'''
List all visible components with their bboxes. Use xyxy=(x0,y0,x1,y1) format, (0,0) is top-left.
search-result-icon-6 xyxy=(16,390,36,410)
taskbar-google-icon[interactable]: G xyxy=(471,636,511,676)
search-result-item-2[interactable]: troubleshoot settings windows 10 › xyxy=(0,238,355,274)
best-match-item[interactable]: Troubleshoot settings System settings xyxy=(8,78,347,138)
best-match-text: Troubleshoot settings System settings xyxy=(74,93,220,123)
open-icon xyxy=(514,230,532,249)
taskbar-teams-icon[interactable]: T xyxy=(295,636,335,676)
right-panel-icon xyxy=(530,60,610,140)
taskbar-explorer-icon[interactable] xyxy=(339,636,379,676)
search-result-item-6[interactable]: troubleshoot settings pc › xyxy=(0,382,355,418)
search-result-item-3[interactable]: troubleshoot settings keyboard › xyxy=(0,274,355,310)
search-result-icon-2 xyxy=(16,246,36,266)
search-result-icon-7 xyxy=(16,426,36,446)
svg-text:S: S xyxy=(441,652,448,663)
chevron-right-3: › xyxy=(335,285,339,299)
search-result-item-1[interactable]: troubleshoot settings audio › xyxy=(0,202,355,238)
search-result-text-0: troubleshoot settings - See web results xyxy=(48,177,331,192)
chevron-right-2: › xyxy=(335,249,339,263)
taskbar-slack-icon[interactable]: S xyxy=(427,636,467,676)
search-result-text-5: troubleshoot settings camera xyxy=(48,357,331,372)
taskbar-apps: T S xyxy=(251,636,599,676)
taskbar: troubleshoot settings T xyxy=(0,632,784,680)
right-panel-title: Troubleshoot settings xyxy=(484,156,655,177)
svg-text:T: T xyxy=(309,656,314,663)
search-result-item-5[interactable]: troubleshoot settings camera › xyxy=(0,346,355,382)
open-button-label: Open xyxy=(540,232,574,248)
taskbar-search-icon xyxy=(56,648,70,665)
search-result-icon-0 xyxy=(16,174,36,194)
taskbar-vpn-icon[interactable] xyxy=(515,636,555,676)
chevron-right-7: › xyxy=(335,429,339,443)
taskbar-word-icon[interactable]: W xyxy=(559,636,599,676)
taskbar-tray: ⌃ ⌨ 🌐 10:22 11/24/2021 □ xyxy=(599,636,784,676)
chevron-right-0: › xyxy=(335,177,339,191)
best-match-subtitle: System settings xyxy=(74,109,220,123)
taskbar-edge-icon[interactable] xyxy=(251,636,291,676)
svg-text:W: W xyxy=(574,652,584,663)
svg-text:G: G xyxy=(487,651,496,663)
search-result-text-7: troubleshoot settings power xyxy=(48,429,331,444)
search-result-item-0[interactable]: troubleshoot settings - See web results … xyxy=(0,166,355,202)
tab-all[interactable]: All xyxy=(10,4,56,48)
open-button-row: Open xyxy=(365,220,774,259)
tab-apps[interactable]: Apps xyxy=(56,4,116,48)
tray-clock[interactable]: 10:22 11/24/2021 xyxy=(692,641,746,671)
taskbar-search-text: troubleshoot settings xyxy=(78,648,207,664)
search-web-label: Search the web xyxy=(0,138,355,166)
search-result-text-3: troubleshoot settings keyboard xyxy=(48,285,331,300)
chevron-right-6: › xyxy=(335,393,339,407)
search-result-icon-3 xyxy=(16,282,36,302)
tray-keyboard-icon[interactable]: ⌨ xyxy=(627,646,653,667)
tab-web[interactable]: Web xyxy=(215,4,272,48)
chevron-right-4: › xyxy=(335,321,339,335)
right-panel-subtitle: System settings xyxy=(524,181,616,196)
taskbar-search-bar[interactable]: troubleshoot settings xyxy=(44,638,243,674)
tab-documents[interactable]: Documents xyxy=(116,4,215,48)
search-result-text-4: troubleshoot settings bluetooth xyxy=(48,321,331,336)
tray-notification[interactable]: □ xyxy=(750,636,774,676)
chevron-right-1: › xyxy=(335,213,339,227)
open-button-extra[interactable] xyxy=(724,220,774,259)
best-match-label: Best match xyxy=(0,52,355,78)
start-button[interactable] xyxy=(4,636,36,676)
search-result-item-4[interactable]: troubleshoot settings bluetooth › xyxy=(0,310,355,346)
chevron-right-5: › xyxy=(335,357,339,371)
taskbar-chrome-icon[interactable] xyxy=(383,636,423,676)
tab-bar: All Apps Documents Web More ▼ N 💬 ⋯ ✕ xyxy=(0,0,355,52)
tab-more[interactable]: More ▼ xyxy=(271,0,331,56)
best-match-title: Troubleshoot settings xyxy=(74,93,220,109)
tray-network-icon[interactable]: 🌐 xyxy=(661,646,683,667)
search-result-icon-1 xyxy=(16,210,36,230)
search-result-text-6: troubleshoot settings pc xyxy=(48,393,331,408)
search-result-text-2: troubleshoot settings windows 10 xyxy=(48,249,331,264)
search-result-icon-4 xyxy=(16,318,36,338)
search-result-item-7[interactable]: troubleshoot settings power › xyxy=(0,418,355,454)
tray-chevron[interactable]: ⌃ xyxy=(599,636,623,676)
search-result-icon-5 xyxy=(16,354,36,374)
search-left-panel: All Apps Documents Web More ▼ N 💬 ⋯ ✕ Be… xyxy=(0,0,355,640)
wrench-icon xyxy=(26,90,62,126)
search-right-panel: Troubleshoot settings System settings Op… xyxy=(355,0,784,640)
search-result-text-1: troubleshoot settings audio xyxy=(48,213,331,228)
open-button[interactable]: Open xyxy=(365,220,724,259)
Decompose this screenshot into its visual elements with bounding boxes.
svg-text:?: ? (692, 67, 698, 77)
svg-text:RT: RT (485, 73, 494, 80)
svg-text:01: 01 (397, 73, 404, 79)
'''
> INSTRUCTION
Reproduce every row above verbatim, keeping the original order and wording.

> PROBLEM SOLUTION
List all visible components with their bboxes. Use xyxy=(x0,y0,x1,y1) format, (0,0) is top-left.
search-result-icon-6 xyxy=(16,390,36,410)
taskbar-google-icon[interactable]: G xyxy=(471,636,511,676)
search-result-item-2[interactable]: troubleshoot settings windows 10 › xyxy=(0,238,355,274)
best-match-item[interactable]: Troubleshoot settings System settings xyxy=(8,78,347,138)
best-match-text: Troubleshoot settings System settings xyxy=(74,93,220,123)
open-icon xyxy=(514,230,532,249)
taskbar-teams-icon[interactable]: T xyxy=(295,636,335,676)
right-panel-icon xyxy=(530,60,610,140)
taskbar-explorer-icon[interactable] xyxy=(339,636,379,676)
search-result-item-6[interactable]: troubleshoot settings pc › xyxy=(0,382,355,418)
search-result-item-3[interactable]: troubleshoot settings keyboard › xyxy=(0,274,355,310)
search-result-icon-2 xyxy=(16,246,36,266)
search-result-icon-7 xyxy=(16,426,36,446)
svg-text:S: S xyxy=(441,652,448,663)
chevron-right-3: › xyxy=(335,285,339,299)
search-result-item-1[interactable]: troubleshoot settings audio › xyxy=(0,202,355,238)
search-result-text-0: troubleshoot settings - See web results xyxy=(48,177,331,192)
chevron-right-2: › xyxy=(335,249,339,263)
taskbar-slack-icon[interactable]: S xyxy=(427,636,467,676)
search-result-text-5: troubleshoot settings camera xyxy=(48,357,331,372)
taskbar-apps: T S xyxy=(251,636,599,676)
taskbar: troubleshoot settings T xyxy=(0,632,784,680)
right-panel-title: Troubleshoot settings xyxy=(484,156,655,177)
svg-text:T: T xyxy=(309,656,314,663)
search-result-item-5[interactable]: troubleshoot settings camera › xyxy=(0,346,355,382)
open-button-label: Open xyxy=(540,232,574,248)
taskbar-search-icon xyxy=(56,648,70,665)
search-result-icon-0 xyxy=(16,174,36,194)
taskbar-vpn-icon[interactable] xyxy=(515,636,555,676)
chevron-right-7: › xyxy=(335,429,339,443)
taskbar-word-icon[interactable]: W xyxy=(559,636,599,676)
taskbar-tray: ⌃ ⌨ 🌐 10:22 11/24/2021 □ xyxy=(599,636,784,676)
chevron-right-0: › xyxy=(335,177,339,191)
best-match-subtitle: System settings xyxy=(74,109,220,123)
taskbar-edge-icon[interactable] xyxy=(251,636,291,676)
svg-text:W: W xyxy=(574,652,584,663)
svg-text:G: G xyxy=(487,651,496,663)
search-result-text-7: troubleshoot settings power xyxy=(48,429,331,444)
search-result-item-0[interactable]: troubleshoot settings - See web results … xyxy=(0,166,355,202)
tab-all[interactable]: All xyxy=(10,4,56,48)
open-button-row: Open xyxy=(365,220,774,259)
tab-apps[interactable]: Apps xyxy=(56,4,116,48)
tray-clock[interactable]: 10:22 11/24/2021 xyxy=(692,641,746,671)
taskbar-search-text: troubleshoot settings xyxy=(78,648,207,664)
search-web-label: Search the web xyxy=(0,138,355,166)
search-result-text-3: troubleshoot settings keyboard xyxy=(48,285,331,300)
chevron-right-6: › xyxy=(335,393,339,407)
search-result-icon-3 xyxy=(16,282,36,302)
tray-keyboard-icon[interactable]: ⌨ xyxy=(627,646,653,667)
tab-web[interactable]: Web xyxy=(215,4,272,48)
chevron-right-4: › xyxy=(335,321,339,335)
right-panel-subtitle: System settings xyxy=(524,181,616,196)
taskbar-search-bar[interactable]: troubleshoot settings xyxy=(44,638,243,674)
tab-documents[interactable]: Documents xyxy=(116,4,215,48)
search-result-text-4: troubleshoot settings bluetooth xyxy=(48,321,331,336)
tray-notification[interactable]: □ xyxy=(750,636,774,676)
chevron-right-1: › xyxy=(335,213,339,227)
open-button-extra[interactable] xyxy=(724,220,774,259)
best-match-label: Best match xyxy=(0,52,355,78)
start-button[interactable] xyxy=(4,636,36,676)
search-result-item-4[interactable]: troubleshoot settings bluetooth › xyxy=(0,310,355,346)
chevron-right-5: › xyxy=(335,357,339,371)
taskbar-chrome-icon[interactable] xyxy=(383,636,423,676)
tab-bar: All Apps Documents Web More ▼ N 💬 ⋯ ✕ xyxy=(0,0,355,52)
tab-more[interactable]: More ▼ xyxy=(271,0,331,56)
best-match-title: Troubleshoot settings xyxy=(74,93,220,109)
tray-network-icon[interactable]: 🌐 xyxy=(661,646,683,667)
search-result-icon-1 xyxy=(16,210,36,230)
search-result-text-6: troubleshoot settings pc xyxy=(48,393,331,408)
search-result-text-2: troubleshoot settings windows 10 xyxy=(48,249,331,264)
search-result-icon-4 xyxy=(16,318,36,338)
search-result-item-7[interactable]: troubleshoot settings power › xyxy=(0,418,355,454)
tray-chevron[interactable]: ⌃ xyxy=(599,636,623,676)
search-result-icon-5 xyxy=(16,354,36,374)
search-left-panel: All Apps Documents Web More ▼ N 💬 ⋯ ✕ Be… xyxy=(0,0,355,640)
wrench-icon xyxy=(26,90,62,126)
search-right-panel: Troubleshoot settings System settings Op… xyxy=(355,0,784,640)
search-result-text-1: troubleshoot settings audio xyxy=(48,213,331,228)
open-button[interactable]: Open xyxy=(365,220,724,259)
Decompose this screenshot into its visual elements with bounding boxes.
svg-text:?: ? (692, 67, 698, 77)
svg-text:RT: RT (485, 73, 494, 80)
svg-text:01: 01 (397, 73, 404, 79)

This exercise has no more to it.